_Data tied to figure images_
╭──
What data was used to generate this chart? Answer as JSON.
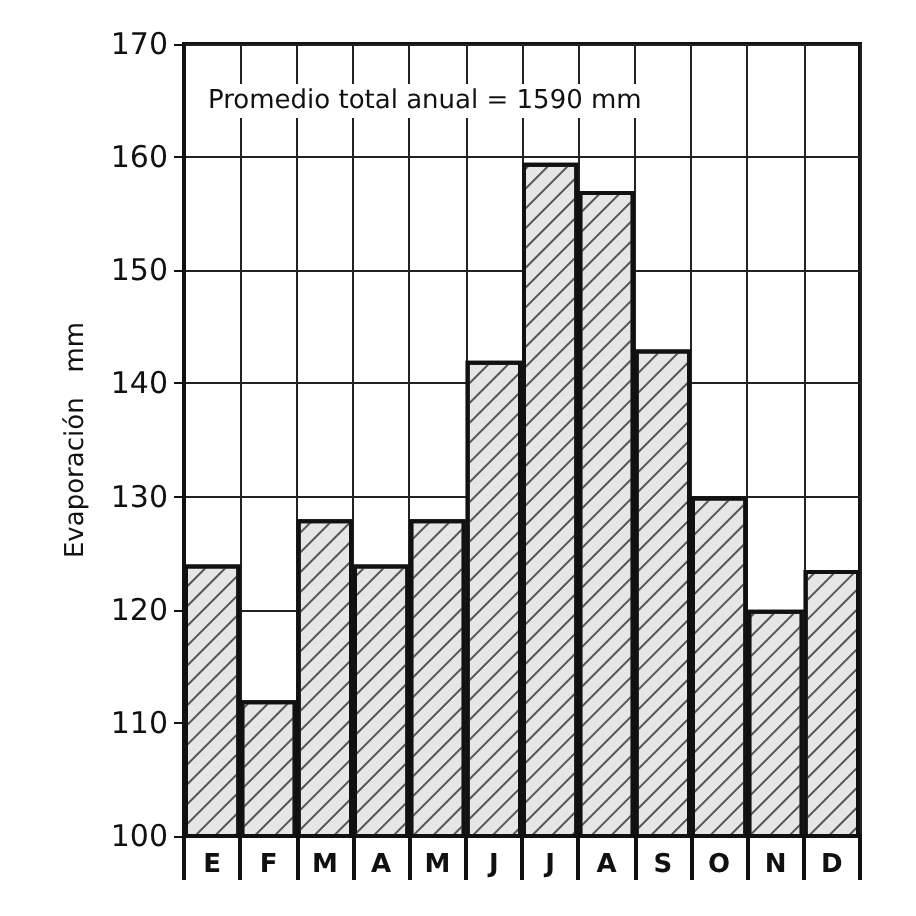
{
  "chart_data": {
    "type": "bar",
    "ylabel": "Evaporación   mm",
    "annotations": [
      "Promedio total anual = 1590 mm"
    ],
    "categories": [
      "E",
      "F",
      "M",
      "A",
      "M",
      "J",
      "J",
      "A",
      "S",
      "O",
      "N",
      "D"
    ],
    "values": [
      124,
      112,
      128,
      124,
      128,
      142,
      159.5,
      157,
      143,
      130,
      120,
      123.5
    ],
    "color": "#e6e6e6",
    "ylim": [
      100,
      170
    ],
    "yticks": [
      100,
      110,
      120,
      130,
      140,
      150,
      160,
      170
    ],
    "grid": true
  }
}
╰──
_Problem description_
Leave the pictures out and output the rest of the listing exactly.

_The result_
What data was used to generate this chart? Answer as JSON.
{
  "chart_data": {
    "type": "bar",
    "ylabel": "Evaporación   mm",
    "annotations": [
      "Promedio total anual = 1590 mm"
    ],
    "categories": [
      "E",
      "F",
      "M",
      "A",
      "M",
      "J",
      "J",
      "A",
      "S",
      "O",
      "N",
      "D"
    ],
    "values": [
      124,
      112,
      128,
      124,
      128,
      142,
      159.5,
      157,
      143,
      130,
      120,
      123.5
    ],
    "color": "#e6e6e6",
    "ylim": [
      100,
      170
    ],
    "yticks": [
      100,
      110,
      120,
      130,
      140,
      150,
      160,
      170
    ],
    "grid": true
  }
}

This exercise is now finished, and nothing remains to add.